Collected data
┄┄┄┄┄┄
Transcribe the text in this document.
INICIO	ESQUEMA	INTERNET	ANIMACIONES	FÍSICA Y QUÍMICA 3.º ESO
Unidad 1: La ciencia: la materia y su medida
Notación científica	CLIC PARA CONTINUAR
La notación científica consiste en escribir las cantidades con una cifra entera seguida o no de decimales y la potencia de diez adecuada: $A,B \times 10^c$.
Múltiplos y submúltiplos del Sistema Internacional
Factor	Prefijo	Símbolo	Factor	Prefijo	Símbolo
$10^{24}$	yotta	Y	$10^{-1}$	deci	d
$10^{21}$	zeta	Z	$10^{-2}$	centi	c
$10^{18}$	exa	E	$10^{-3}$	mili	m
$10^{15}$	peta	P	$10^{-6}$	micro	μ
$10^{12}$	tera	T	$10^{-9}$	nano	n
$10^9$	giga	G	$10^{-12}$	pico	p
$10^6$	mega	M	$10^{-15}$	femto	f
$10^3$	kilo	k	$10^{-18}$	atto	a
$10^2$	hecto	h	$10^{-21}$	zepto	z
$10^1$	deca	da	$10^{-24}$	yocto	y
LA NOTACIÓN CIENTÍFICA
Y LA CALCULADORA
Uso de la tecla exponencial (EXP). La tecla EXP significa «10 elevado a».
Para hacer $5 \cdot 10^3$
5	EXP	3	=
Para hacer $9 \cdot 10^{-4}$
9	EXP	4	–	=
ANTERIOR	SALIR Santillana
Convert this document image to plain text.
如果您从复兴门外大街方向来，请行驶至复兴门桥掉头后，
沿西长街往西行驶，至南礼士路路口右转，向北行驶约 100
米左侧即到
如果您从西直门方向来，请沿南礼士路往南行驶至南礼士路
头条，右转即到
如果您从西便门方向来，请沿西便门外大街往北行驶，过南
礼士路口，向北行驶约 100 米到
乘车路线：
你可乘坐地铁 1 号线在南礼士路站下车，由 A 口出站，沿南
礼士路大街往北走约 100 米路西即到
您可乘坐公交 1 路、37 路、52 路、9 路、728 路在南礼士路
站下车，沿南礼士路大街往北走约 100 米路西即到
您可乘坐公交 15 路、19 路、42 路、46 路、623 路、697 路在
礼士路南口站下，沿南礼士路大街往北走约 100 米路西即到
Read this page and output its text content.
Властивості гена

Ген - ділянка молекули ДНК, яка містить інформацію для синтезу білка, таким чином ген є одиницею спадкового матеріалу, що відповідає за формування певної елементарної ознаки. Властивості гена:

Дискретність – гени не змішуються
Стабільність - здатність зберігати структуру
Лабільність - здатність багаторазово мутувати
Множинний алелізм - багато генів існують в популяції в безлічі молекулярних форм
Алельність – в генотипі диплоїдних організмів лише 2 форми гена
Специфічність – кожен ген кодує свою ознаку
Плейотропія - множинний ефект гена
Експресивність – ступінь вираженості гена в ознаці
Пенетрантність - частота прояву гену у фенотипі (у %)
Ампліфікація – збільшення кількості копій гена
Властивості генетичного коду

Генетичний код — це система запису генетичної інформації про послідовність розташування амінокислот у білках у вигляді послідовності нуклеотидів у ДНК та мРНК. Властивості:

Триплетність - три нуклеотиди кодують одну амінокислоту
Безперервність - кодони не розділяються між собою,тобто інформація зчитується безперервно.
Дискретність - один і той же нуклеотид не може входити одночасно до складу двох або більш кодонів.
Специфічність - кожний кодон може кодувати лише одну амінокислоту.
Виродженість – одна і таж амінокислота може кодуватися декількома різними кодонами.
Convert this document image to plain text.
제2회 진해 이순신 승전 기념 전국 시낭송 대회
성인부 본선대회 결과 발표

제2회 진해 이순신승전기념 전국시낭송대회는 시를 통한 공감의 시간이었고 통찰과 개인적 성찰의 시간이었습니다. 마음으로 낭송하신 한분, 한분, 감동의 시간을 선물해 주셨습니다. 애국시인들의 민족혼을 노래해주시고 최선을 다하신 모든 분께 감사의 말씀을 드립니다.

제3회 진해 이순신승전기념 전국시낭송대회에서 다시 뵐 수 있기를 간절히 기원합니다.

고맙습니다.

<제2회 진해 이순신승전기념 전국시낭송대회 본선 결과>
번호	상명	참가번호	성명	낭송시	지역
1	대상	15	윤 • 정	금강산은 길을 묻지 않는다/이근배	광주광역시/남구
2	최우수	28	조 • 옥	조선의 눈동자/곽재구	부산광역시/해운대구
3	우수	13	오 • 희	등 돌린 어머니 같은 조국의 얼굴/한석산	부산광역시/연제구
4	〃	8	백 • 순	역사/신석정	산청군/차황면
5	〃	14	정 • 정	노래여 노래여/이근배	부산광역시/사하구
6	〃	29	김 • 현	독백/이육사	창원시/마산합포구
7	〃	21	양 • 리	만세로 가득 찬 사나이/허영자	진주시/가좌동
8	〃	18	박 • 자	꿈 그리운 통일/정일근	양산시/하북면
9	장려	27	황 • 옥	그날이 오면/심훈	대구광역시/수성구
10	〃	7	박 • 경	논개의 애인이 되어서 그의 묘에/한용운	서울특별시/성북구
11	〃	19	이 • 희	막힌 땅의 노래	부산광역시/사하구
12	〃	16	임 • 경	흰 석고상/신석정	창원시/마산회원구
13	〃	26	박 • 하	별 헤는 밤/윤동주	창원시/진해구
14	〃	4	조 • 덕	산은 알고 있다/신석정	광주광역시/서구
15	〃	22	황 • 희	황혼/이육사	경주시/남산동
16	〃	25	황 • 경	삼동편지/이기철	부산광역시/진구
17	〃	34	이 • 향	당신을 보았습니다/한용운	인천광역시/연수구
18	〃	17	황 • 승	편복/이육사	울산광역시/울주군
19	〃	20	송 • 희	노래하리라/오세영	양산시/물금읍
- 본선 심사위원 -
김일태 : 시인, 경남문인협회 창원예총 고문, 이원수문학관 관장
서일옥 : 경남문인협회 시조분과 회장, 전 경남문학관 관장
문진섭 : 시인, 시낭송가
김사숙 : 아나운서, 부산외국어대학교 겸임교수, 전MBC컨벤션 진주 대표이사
┄┄┄┄┄┄
**To do:** Copy out each record, keeping every word as it is.

**Solution to the problem:**
Transcribe the text in this document.
INICIO	ESQUEMA	INTERNET	ANIMACIONES	FÍSICA Y QUÍMICA 3.º ESO
Unidad 1: La ciencia: la materia y su medida
Notación científica	CLIC PARA CONTINUAR
La notación científica consiste en escribir las cantidades con una cifra entera seguida o no de decimales y la potencia de diez adecuada: $A,B \times 10^c$.
Múltiplos y submúltiplos del Sistema Internacional
Factor	Prefijo	Símbolo	Factor	Prefijo	Símbolo
$10^{24}$	yotta	Y	$10^{-1}$	deci	d
$10^{21}$	zeta	Z	$10^{-2}$	centi	c
$10^{18}$	exa	E	$10^{-3}$	mili	m
$10^{15}$	peta	P	$10^{-6}$	micro	μ
$10^{12}$	tera	T	$10^{-9}$	nano	n
$10^9$	giga	G	$10^{-12}$	pico	p
$10^6$	mega	M	$10^{-15}$	femto	f
$10^3$	kilo	k	$10^{-18}$	atto	a
$10^2$	hecto	h	$10^{-21}$	zepto	z
$10^1$	deca	da	$10^{-24}$	yocto	y
LA NOTACIÓN CIENTÍFICA
Y LA CALCULADORA
Uso de la tecla exponencial (EXP). La tecla EXP significa «10 elevado a».
Para hacer $5 \cdot 10^3$
5	EXP	3	=
Para hacer $9 \cdot 10^{-4}$
9	EXP	4	–	=
ANTERIOR	SALIR Santillana
Convert this document image to plain text.
如果您从复兴门外大街方向来，请行驶至复兴门桥掉头后，
沿西长街往西行驶，至南礼士路路口右转，向北行驶约 100
米左侧即到
如果您从西直门方向来，请沿南礼士路往南行驶至南礼士路
头条，右转即到
如果您从西便门方向来，请沿西便门外大街往北行驶，过南
礼士路口，向北行驶约 100 米到
乘车路线：
你可乘坐地铁 1 号线在南礼士路站下车，由 A 口出站，沿南
礼士路大街往北走约 100 米路西即到
您可乘坐公交 1 路、37 路、52 路、9 路、728 路在南礼士路
站下车，沿南礼士路大街往北走约 100 米路西即到
您可乘坐公交 15 路、19 路、42 路、46 路、623 路、697 路在
礼士路南口站下，沿南礼士路大街往北走约 100 米路西即到
Read this page and output its text content.
Властивості гена

Ген - ділянка молекули ДНК, яка містить інформацію для синтезу білка, таким чином ген є одиницею спадкового матеріалу, що відповідає за формування певної елементарної ознаки. Властивості гена:

Дискретність – гени не змішуються
Стабільність - здатність зберігати структуру
Лабільність - здатність багаторазово мутувати
Множинний алелізм - багато генів існують в популяції в безлічі молекулярних форм
Алельність – в генотипі диплоїдних організмів лише 2 форми гена
Специфічність – кожен ген кодує свою ознаку
Плейотропія - множинний ефект гена
Експресивність – ступінь вираженості гена в ознаці
Пенетрантність - частота прояву гену у фенотипі (у %)
Ампліфікація – збільшення кількості копій гена
Властивості генетичного коду

Генетичний код — це система запису генетичної інформації про послідовність розташування амінокислот у білках у вигляді послідовності нуклеотидів у ДНК та мРНК. Властивості:

Триплетність - три нуклеотиди кодують одну амінокислоту
Безперервність - кодони не розділяються між собою,тобто інформація зчитується безперервно.
Дискретність - один і той же нуклеотид не може входити одночасно до складу двох або більш кодонів.
Специфічність - кожний кодон може кодувати лише одну амінокислоту.
Виродженість – одна і таж амінокислота може кодуватися декількома різними кодонами.
Convert this document image to plain text.
제2회 진해 이순신 승전 기념 전국 시낭송 대회
성인부 본선대회 결과 발표

제2회 진해 이순신승전기념 전국시낭송대회는 시를 통한 공감의 시간이었고 통찰과 개인적 성찰의 시간이었습니다. 마음으로 낭송하신 한분, 한분, 감동의 시간을 선물해 주셨습니다. 애국시인들의 민족혼을 노래해주시고 최선을 다하신 모든 분께 감사의 말씀을 드립니다.

제3회 진해 이순신승전기념 전국시낭송대회에서 다시 뵐 수 있기를 간절히 기원합니다.

고맙습니다.

<제2회 진해 이순신승전기념 전국시낭송대회 본선 결과>
번호	상명	참가번호	성명	낭송시	지역
1	대상	15	윤 • 정	금강산은 길을 묻지 않는다/이근배	광주광역시/남구
2	최우수	28	조 • 옥	조선의 눈동자/곽재구	부산광역시/해운대구
3	우수	13	오 • 희	등 돌린 어머니 같은 조국의 얼굴/한석산	부산광역시/연제구
4	〃	8	백 • 순	역사/신석정	산청군/차황면
5	〃	14	정 • 정	노래여 노래여/이근배	부산광역시/사하구
6	〃	29	김 • 현	독백/이육사	창원시/마산합포구
7	〃	21	양 • 리	만세로 가득 찬 사나이/허영자	진주시/가좌동
8	〃	18	박 • 자	꿈 그리운 통일/정일근	양산시/하북면
9	장려	27	황 • 옥	그날이 오면/심훈	대구광역시/수성구
10	〃	7	박 • 경	논개의 애인이 되어서 그의 묘에/한용운	서울특별시/성북구
11	〃	19	이 • 희	막힌 땅의 노래	부산광역시/사하구
12	〃	16	임 • 경	흰 석고상/신석정	창원시/마산회원구
13	〃	26	박 • 하	별 헤는 밤/윤동주	창원시/진해구
14	〃	4	조 • 덕	산은 알고 있다/신석정	광주광역시/서구
15	〃	22	황 • 희	황혼/이육사	경주시/남산동
16	〃	25	황 • 경	삼동편지/이기철	부산광역시/진구
17	〃	34	이 • 향	당신을 보았습니다/한용운	인천광역시/연수구
18	〃	17	황 • 승	편복/이육사	울산광역시/울주군
19	〃	20	송 • 희	노래하리라/오세영	양산시/물금읍
- 본선 심사위원 -
김일태 : 시인, 경남문인협회 창원예총 고문, 이원수문학관 관장
서일옥 : 경남문인협회 시조분과 회장, 전 경남문학관 관장
문진섭 : 시인, 시낭송가
김사숙 : 아나운서, 부산외국어대학교 겸임교수, 전MBC컨벤션 진주 대표이사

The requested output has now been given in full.